**Given instruction:** From the entries below, list each line with "選抜のための資料を慎重に審議しながら".

**Data records:**

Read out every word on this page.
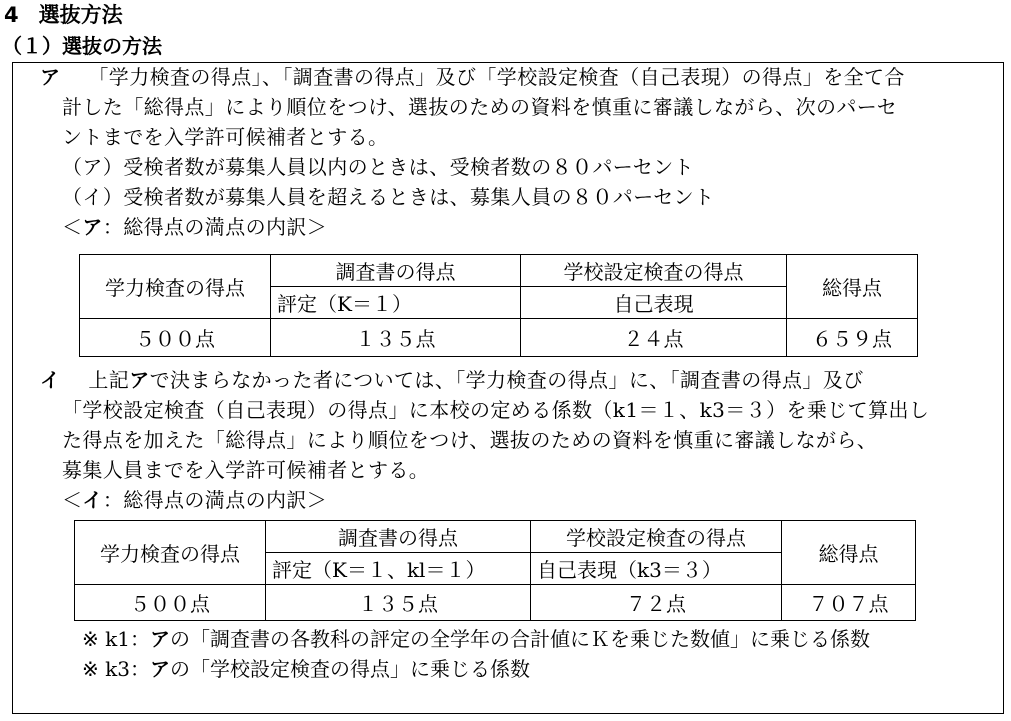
4 選抜方法
（１）選抜の方法
ア 「学力検査の得点」、「調査書の得点」及び「学校設定検査（自己表現）の得点」を全て合
計した「総得点」により順位をつけ、選抜のための資料を慎重に審議しながら、次のパーセ
ントまでを入学許可候補者とする。
（ア）受検者数が募集人員以内のときは、受検者数の８０パーセント
（イ）受検者数が募集人員を超えるときは、募集人員の８０パーセント
＜ア：総得点の満点の内訳＞
学力検査の得点	調査書の得点	学校設定検査の得点	総得点
	評定（K＝１）	自己表現	
５００点	１３５点	２４点	６５９点
イ 上記アで決まらなかった者については、「学力検査の得点」に、「調査書の得点」及び
「学校設定検査（自己表現）の得点」に本校の定める係数（k1＝１、k3＝３）を乗じて算出し
た得点を加えた「総得点」により順位をつけ、選抜のための資料を慎重に審議しながら、
募集人員までを入学許可候補者とする。
＜イ：総得点の満点の内訳＞
学力検査の得点	調査書の得点	学校設定検査の得点	総得点
	評定（K＝１、kl＝１）	自己表現（k3＝３）	
５００点	１３５点	７２点	７０７点
※ k1：アの「調査書の各教科の評定の全学年の合計値にＫを乗じた数値」に乗じる係数
※ k3：アの「学校設定検査の得点」に乗じる係数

**Task result:**
計した「総得点」により順位をつけ、選抜のための資料を慎重に審議しながら、次のパーセ
た得点を加えた「総得点」により順位をつけ、選抜のための資料を慎重に審議しながら、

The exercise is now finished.